[Begin Data records]

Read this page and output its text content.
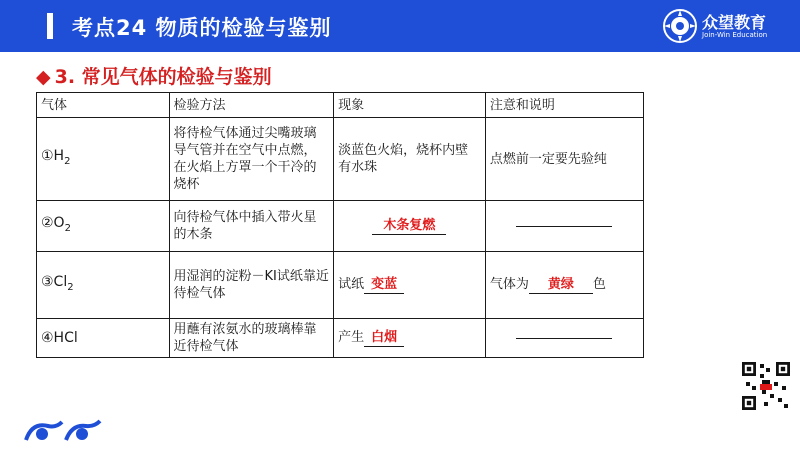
考点24 物质的检验与鉴别	众望教育
Join-Win Education
◆ 3. 常见气体的检验与鉴别
气体	检验方法	现象	注意和说明
$①H_2$	将待检气体通过尖嘴玻璃导气管并在空气中点燃，在火焰上方罩一个干冷的烧杯	淡蓝色火焰，烧杯内壁有水珠	点燃前一定要先验纯
$②O_2$	向待检气体中插入带火星的木条	木条复燃	

$③Cl_2$	用湿润的淀粉－KI试纸靠近待检气体	试纸 变蓝	气体为 黄绿 色
④HCl	用蘸有浓氨水的玻璃棒靠近待检气体	产生 白烟	
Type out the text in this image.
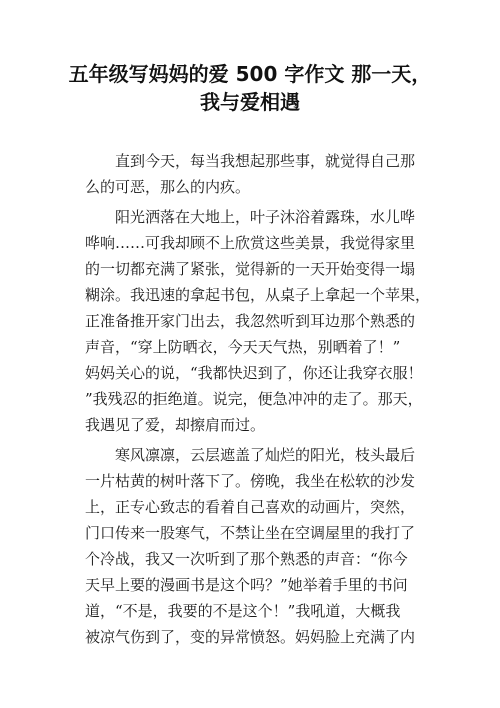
五年级写妈妈的爱 500 字作文 那一天，
我与爱相遇
直到今天，每当我想起那些事，就觉得自己那
么的可恶，那么的内疚。
阳光洒落在大地上，叶子沐浴着露珠，水儿哗
哗响……可我却顾不上欣赏这些美景，我觉得家里
的一切都充满了紧张，觉得新的一天开始变得一塌
糊涂。我迅速的拿起书包，从桌子上拿起一个苹果，
正准备推开家门出去，我忽然听到耳边那个熟悉的
声音，“穿上防晒衣，今天天气热，别晒着了！”
妈妈关心的说，“我都快迟到了，你还让我穿衣服！
”我残忍的拒绝道。说完，便急冲冲的走了。那天，
我遇见了爱，却擦肩而过。
寒风凛凛，云层遮盖了灿烂的阳光，枝头最后
一片枯黄的树叶落下了。傍晚，我坐在松软的沙发
上，正专心致志的看着自己喜欢的动画片，突然，
门口传来一股寒气，不禁让坐在空调屋里的我打了
个冷战，我又一次听到了那个熟悉的声音：“你今
天早上要的漫画书是这个吗？”她举着手里的书问
道，“不是，我要的不是这个！”我吼道，大概我
被凉气伤到了，变的异常愤怒。妈妈脸上充满了内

[End Data records]

Instructions to follow =
Reproduce exactly the lines from the one with "Type out the text in this image." to the bottom of the listing, both ends included, and nothing else. Skip the pictures.

Exercise output =
Type out the text in this image.
五年级写妈妈的爱 500 字作文 那一天，
我与爱相遇
直到今天，每当我想起那些事，就觉得自己那
么的可恶，那么的内疚。
阳光洒落在大地上，叶子沐浴着露珠，水儿哗
哗响……可我却顾不上欣赏这些美景，我觉得家里
的一切都充满了紧张，觉得新的一天开始变得一塌
糊涂。我迅速的拿起书包，从桌子上拿起一个苹果，
正准备推开家门出去，我忽然听到耳边那个熟悉的
声音，“穿上防晒衣，今天天气热，别晒着了！”
妈妈关心的说，“我都快迟到了，你还让我穿衣服！
”我残忍的拒绝道。说完，便急冲冲的走了。那天，
我遇见了爱，却擦肩而过。
寒风凛凛，云层遮盖了灿烂的阳光，枝头最后
一片枯黄的树叶落下了。傍晚，我坐在松软的沙发
上，正专心致志的看着自己喜欢的动画片，突然，
门口传来一股寒气，不禁让坐在空调屋里的我打了
个冷战，我又一次听到了那个熟悉的声音：“你今
天早上要的漫画书是这个吗？”她举着手里的书问
道，“不是，我要的不是这个！”我吼道，大概我
被凉气伤到了，变的异常愤怒。妈妈脸上充满了内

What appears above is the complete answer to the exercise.